-- What is needed --
Gather all lines in the records below that include the word "Beton".

* start *

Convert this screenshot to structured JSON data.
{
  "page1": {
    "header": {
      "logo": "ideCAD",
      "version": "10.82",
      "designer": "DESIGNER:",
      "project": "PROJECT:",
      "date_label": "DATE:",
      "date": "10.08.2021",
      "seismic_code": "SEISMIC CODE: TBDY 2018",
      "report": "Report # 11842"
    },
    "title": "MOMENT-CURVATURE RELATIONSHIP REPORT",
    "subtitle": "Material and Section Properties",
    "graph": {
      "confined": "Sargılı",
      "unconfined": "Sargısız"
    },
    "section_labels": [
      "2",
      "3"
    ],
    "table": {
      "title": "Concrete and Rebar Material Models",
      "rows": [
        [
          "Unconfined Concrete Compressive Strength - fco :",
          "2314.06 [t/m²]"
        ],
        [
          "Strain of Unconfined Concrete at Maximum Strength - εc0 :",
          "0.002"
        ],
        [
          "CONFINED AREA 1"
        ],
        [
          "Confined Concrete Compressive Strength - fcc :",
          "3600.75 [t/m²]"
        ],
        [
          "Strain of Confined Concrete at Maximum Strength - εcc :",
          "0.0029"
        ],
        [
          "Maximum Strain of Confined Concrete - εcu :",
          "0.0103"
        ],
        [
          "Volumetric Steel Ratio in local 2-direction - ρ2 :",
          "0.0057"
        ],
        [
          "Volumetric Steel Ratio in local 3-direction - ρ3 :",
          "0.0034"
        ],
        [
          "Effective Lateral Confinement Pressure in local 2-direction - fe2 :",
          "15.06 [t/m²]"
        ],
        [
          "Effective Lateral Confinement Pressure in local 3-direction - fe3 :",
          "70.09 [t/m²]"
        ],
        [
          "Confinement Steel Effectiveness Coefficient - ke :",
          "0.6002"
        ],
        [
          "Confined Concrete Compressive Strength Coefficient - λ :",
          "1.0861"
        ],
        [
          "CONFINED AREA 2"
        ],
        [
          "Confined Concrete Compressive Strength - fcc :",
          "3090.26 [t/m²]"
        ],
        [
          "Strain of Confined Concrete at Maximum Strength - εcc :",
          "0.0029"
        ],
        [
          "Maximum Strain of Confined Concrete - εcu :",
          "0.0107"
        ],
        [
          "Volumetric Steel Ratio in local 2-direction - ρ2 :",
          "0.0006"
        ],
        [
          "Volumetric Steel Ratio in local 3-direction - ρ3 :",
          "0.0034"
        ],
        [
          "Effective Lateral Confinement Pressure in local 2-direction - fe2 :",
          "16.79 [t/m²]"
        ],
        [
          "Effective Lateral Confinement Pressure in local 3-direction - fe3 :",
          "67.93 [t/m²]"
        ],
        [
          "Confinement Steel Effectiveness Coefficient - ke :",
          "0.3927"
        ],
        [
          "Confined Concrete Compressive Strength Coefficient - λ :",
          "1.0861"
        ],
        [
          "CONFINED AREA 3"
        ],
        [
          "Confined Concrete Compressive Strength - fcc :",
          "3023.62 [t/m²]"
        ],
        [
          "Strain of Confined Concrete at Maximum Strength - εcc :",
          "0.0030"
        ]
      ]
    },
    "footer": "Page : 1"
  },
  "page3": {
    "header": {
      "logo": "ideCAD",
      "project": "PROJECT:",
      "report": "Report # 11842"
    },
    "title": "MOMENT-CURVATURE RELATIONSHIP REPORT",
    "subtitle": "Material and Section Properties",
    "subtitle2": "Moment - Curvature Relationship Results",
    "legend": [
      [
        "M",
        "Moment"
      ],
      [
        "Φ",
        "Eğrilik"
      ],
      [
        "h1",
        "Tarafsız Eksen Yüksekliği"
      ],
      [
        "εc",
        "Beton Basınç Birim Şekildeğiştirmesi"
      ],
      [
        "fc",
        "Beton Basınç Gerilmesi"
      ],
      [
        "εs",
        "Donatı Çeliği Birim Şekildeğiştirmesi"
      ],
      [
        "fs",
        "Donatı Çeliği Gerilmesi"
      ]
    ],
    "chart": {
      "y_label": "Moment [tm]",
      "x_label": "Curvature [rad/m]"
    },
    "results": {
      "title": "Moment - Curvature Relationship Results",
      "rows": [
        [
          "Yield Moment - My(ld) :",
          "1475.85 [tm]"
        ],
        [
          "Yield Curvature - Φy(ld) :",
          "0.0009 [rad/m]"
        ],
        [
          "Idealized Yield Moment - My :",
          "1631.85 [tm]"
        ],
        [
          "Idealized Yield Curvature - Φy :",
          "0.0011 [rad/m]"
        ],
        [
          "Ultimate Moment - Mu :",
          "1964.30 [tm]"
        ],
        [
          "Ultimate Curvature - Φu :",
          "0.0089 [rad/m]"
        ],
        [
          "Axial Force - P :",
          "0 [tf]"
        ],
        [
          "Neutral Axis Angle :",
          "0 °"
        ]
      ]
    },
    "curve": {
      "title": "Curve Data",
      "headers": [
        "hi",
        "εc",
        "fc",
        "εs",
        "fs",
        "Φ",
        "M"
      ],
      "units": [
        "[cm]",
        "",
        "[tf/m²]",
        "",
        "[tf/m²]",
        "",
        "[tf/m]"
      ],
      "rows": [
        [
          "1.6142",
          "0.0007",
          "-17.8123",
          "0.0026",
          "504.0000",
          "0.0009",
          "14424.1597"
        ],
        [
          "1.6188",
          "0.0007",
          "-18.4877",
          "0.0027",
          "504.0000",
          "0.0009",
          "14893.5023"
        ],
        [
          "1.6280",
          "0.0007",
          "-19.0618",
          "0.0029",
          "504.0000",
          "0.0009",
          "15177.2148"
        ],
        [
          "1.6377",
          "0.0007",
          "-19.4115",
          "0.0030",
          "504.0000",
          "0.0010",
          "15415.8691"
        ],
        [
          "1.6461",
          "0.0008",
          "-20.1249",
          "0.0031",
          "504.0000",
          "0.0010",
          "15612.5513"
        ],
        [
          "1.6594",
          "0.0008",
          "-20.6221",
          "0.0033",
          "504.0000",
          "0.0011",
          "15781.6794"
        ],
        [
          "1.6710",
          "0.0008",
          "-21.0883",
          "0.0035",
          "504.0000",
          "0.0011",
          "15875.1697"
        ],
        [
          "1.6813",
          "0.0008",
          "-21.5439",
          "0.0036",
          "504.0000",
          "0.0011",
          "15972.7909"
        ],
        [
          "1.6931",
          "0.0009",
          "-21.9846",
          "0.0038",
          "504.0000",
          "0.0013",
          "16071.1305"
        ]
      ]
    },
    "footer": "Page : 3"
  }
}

* end *

-- Response to this task --
        "Beton Basınç Birim Şekildeğiştirmesi"
        "Beton Basınç Gerilmesi"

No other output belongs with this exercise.